══ Extracted records

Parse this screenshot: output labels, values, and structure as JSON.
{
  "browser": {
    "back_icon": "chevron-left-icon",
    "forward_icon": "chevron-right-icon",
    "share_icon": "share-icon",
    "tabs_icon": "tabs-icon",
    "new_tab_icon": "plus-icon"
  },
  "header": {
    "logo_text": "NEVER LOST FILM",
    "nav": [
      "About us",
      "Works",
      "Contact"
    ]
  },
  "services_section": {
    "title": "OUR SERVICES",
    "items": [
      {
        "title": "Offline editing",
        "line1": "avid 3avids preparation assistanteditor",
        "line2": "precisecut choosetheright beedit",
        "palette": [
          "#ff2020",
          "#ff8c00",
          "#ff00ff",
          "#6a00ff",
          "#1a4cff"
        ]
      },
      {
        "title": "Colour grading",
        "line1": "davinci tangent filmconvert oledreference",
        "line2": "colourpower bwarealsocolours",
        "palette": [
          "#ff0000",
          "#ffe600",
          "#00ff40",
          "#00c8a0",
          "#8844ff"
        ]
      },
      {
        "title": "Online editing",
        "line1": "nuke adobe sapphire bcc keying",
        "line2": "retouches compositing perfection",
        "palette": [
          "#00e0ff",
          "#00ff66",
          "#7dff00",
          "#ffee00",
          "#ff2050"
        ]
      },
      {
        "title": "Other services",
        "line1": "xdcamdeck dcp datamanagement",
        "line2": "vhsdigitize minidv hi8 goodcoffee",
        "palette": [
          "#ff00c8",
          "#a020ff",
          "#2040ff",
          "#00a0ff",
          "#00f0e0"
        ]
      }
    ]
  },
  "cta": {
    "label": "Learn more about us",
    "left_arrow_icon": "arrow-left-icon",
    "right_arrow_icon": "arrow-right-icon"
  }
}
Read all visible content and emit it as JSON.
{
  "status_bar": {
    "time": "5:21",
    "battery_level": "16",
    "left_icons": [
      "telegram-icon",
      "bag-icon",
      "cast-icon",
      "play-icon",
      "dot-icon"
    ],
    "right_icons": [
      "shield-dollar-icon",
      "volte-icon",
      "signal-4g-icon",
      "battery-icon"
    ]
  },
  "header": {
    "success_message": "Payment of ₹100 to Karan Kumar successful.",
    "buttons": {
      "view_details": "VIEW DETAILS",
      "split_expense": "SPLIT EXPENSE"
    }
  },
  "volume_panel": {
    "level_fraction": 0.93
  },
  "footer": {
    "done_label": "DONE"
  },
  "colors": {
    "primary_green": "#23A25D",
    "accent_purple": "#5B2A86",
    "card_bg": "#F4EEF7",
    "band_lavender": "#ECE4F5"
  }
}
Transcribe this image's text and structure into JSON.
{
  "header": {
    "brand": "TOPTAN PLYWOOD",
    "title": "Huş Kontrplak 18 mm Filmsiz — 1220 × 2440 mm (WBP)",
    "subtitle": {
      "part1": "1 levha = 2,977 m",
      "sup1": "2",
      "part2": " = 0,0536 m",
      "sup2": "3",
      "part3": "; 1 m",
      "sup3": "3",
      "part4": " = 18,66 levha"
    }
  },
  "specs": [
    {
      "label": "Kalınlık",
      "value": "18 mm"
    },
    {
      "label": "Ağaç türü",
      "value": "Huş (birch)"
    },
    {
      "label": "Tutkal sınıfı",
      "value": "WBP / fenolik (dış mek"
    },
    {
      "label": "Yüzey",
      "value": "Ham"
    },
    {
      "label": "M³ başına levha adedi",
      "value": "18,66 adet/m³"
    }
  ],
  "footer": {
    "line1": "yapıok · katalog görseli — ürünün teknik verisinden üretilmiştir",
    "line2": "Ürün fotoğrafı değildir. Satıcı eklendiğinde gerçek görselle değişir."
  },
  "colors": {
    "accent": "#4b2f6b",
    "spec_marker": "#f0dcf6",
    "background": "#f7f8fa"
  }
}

════

• **Aim of the exercise**
Transcribe all the entries, keeping each one exactly as it is.

• **The output**
Parse this screenshot: output labels, values, and structure as JSON.
{
  "browser": {
    "back_icon": "chevron-left-icon",
    "forward_icon": "chevron-right-icon",
    "share_icon": "share-icon",
    "tabs_icon": "tabs-icon",
    "new_tab_icon": "plus-icon"
  },
  "header": {
    "logo_text": "NEVER LOST FILM",
    "nav": [
      "About us",
      "Works",
      "Contact"
    ]
  },
  "services_section": {
    "title": "OUR SERVICES",
    "items": [
      {
        "title": "Offline editing",
        "line1": "avid 3avids preparation assistanteditor",
        "line2": "precisecut choosetheright beedit",
        "palette": [
          "#ff2020",
          "#ff8c00",
          "#ff00ff",
          "#6a00ff",
          "#1a4cff"
        ]
      },
      {
        "title": "Colour grading",
        "line1": "davinci tangent filmconvert oledreference",
        "line2": "colourpower bwarealsocolours",
        "palette": [
          "#ff0000",
          "#ffe600",
          "#00ff40",
          "#00c8a0",
          "#8844ff"
        ]
      },
      {
        "title": "Online editing",
        "line1": "nuke adobe sapphire bcc keying",
        "line2": "retouches compositing perfection",
        "palette": [
          "#00e0ff",
          "#00ff66",
          "#7dff00",
          "#ffee00",
          "#ff2050"
        ]
      },
      {
        "title": "Other services",
        "line1": "xdcamdeck dcp datamanagement",
        "line2": "vhsdigitize minidv hi8 goodcoffee",
        "palette": [
          "#ff00c8",
          "#a020ff",
          "#2040ff",
          "#00a0ff",
          "#00f0e0"
        ]
      }
    ]
  },
  "cta": {
    "label": "Learn more about us",
    "left_arrow_icon": "arrow-left-icon",
    "right_arrow_icon": "arrow-right-icon"
  }
}
Read all visible content and emit it as JSON.
{
  "status_bar": {
    "time": "5:21",
    "battery_level": "16",
    "left_icons": [
      "telegram-icon",
      "bag-icon",
      "cast-icon",
      "play-icon",
      "dot-icon"
    ],
    "right_icons": [
      "shield-dollar-icon",
      "volte-icon",
      "signal-4g-icon",
      "battery-icon"
    ]
  },
  "header": {
    "success_message": "Payment of ₹100 to Karan Kumar successful.",
    "buttons": {
      "view_details": "VIEW DETAILS",
      "split_expense": "SPLIT EXPENSE"
    }
  },
  "volume_panel": {
    "level_fraction": 0.93
  },
  "footer": {
    "done_label": "DONE"
  },
  "colors": {
    "primary_green": "#23A25D",
    "accent_purple": "#5B2A86",
    "card_bg": "#F4EEF7",
    "band_lavender": "#ECE4F5"
  }
}
Transcribe this image's text and structure into JSON.
{
  "header": {
    "brand": "TOPTAN PLYWOOD",
    "title": "Huş Kontrplak 18 mm Filmsiz — 1220 × 2440 mm (WBP)",
    "subtitle": {
      "part1": "1 levha = 2,977 m",
      "sup1": "2",
      "part2": " = 0,0536 m",
      "sup2": "3",
      "part3": "; 1 m",
      "sup3": "3",
      "part4": " = 18,66 levha"
    }
  },
  "specs": [
    {
      "label": "Kalınlık",
      "value": "18 mm"
    },
    {
      "label": "Ağaç türü",
      "value": "Huş (birch)"
    },
    {
      "label": "Tutkal sınıfı",
      "value": "WBP / fenolik (dış mek"
    },
    {
      "label": "Yüzey",
      "value": "Ham"
    },
    {
      "label": "M³ başına levha adedi",
      "value": "18,66 adet/m³"
    }
  ],
  "footer": {
    "line1": "yapıok · katalog görseli — ürünün teknik verisinden üretilmiştir",
    "line2": "Ürün fotoğrafı değildir. Satıcı eklendiğinde gerçek görselle değişir."
  },
  "colors": {
    "accent": "#4b2f6b",
    "spec_marker": "#f0dcf6",
    "background": "#f7f8fa"
  }
}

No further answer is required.